| Stated task |
Repeat each entry exactly and drop the pictures.

>> Begin

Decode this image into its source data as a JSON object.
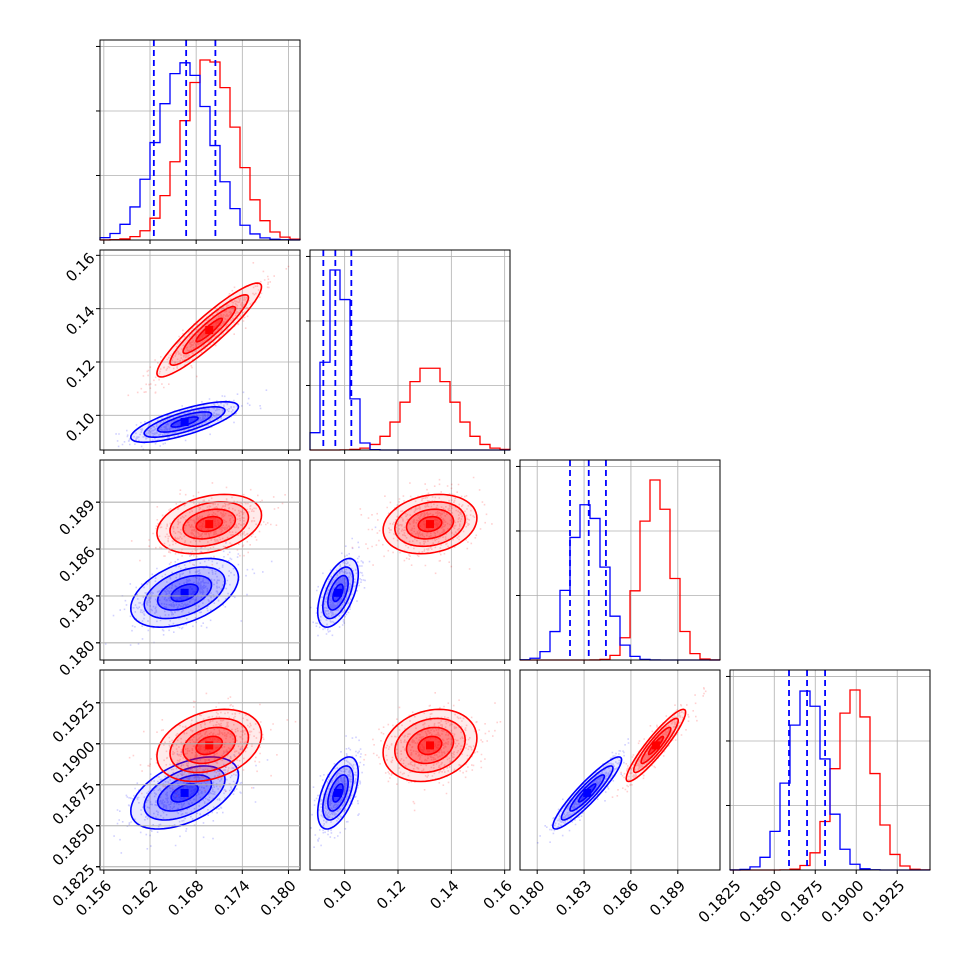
{
  "chart_data": {
    "type": "corner",
    "colors": {
      "red": "#ff0000",
      "blue": "#0000ff"
    },
    "params": [
      {
        "lim": [
          0.1555,
          0.1815
        ],
        "ticks": [
          "0.156",
          "0.162",
          "0.168",
          "0.174",
          "0.180"
        ],
        "red": {
          "mean": 0.1697,
          "sd": 0.0034
        },
        "blue": {
          "mean": 0.1665,
          "sd": 0.0035
        },
        "quantiles_dashed": [
          0.1625,
          0.1667,
          0.1705
        ]
      },
      {
        "lim": [
          0.087,
          0.162
        ],
        "ticks": [
          "0.10",
          "0.12",
          "0.14",
          "0.16"
        ],
        "red": {
          "mean": 0.132,
          "sd": 0.0088
        },
        "blue": {
          "mean": 0.0975,
          "sd": 0.0038
        },
        "quantiles_dashed": [
          0.092,
          0.0965,
          0.1025
        ]
      },
      {
        "lim": [
          0.1789,
          0.1917
        ],
        "ticks": [
          "0.180",
          "0.183",
          "0.186",
          "0.189"
        ],
        "red": {
          "mean": 0.1876,
          "sd": 0.00095
        },
        "blue": {
          "mean": 0.1832,
          "sd": 0.0011
        },
        "quantiles_dashed": [
          0.1821,
          0.1833,
          0.1844
        ]
      },
      {
        "lim": [
          0.1823,
          0.1945
        ],
        "ticks": [
          "0.1825",
          "0.1850",
          "0.1875",
          "0.1900",
          "0.1925"
        ],
        "red": {
          "mean": 0.1899,
          "sd": 0.0011
        },
        "blue": {
          "mean": 0.187,
          "sd": 0.0011
        },
        "quantiles_dashed": [
          0.1859,
          0.187,
          0.1881
        ]
      }
    ],
    "correlations": {
      "1-0": {
        "red": 0.92,
        "blue": 0.75
      },
      "2-0": {
        "red": 0.3,
        "blue": 0.45
      },
      "2-1": {
        "red": 0.2,
        "blue": 0.55
      },
      "3-0": {
        "red": 0.3,
        "blue": 0.5
      },
      "3-1": {
        "red": 0.2,
        "blue": 0.55
      },
      "3-2": {
        "red": 0.92,
        "blue": 0.92
      }
    },
    "grid": true,
    "legend": false
  }
}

>> End

| Exercise result |
Decode this image into its source data as a JSON object.
{
  "chart_data": {
    "type": "corner",
    "colors": {
      "red": "#ff0000",
      "blue": "#0000ff"
    },
    "params": [
      {
        "lim": [
          0.1555,
          0.1815
        ],
        "ticks": [
          "0.156",
          "0.162",
          "0.168",
          "0.174",
          "0.180"
        ],
        "red": {
          "mean": 0.1697,
          "sd": 0.0034
        },
        "blue": {
          "mean": 0.1665,
          "sd": 0.0035
        },
        "quantiles_dashed": [
          0.1625,
          0.1667,
          0.1705
        ]
      },
      {
        "lim": [
          0.087,
          0.162
        ],
        "ticks": [
          "0.10",
          "0.12",
          "0.14",
          "0.16"
        ],
        "red": {
          "mean": 0.132,
          "sd": 0.0088
        },
        "blue": {
          "mean": 0.0975,
          "sd": 0.0038
        },
        "quantiles_dashed": [
          0.092,
          0.0965,
          0.1025
        ]
      },
      {
        "lim": [
          0.1789,
          0.1917
        ],
        "ticks": [
          "0.180",
          "0.183",
          "0.186",
          "0.189"
        ],
        "red": {
          "mean": 0.1876,
          "sd": 0.00095
        },
        "blue": {
          "mean": 0.1832,
          "sd": 0.0011
        },
        "quantiles_dashed": [
          0.1821,
          0.1833,
          0.1844
        ]
      },
      {
        "lim": [
          0.1823,
          0.1945
        ],
        "ticks": [
          "0.1825",
          "0.1850",
          "0.1875",
          "0.1900",
          "0.1925"
        ],
        "red": {
          "mean": 0.1899,
          "sd": 0.0011
        },
        "blue": {
          "mean": 0.187,
          "sd": 0.0011
        },
        "quantiles_dashed": [
          0.1859,
          0.187,
          0.1881
        ]
      }
    ],
    "correlations": {
      "1-0": {
        "red": 0.92,
        "blue": 0.75
      },
      "2-0": {
        "red": 0.3,
        "blue": 0.45
      },
      "2-1": {
        "red": 0.2,
        "blue": 0.55
      },
      "3-0": {
        "red": 0.3,
        "blue": 0.5
      },
      "3-1": {
        "red": 0.2,
        "blue": 0.55
      },
      "3-2": {
        "red": 0.92,
        "blue": 0.92
      }
    },
    "grid": true,
    "legend": false
  }
}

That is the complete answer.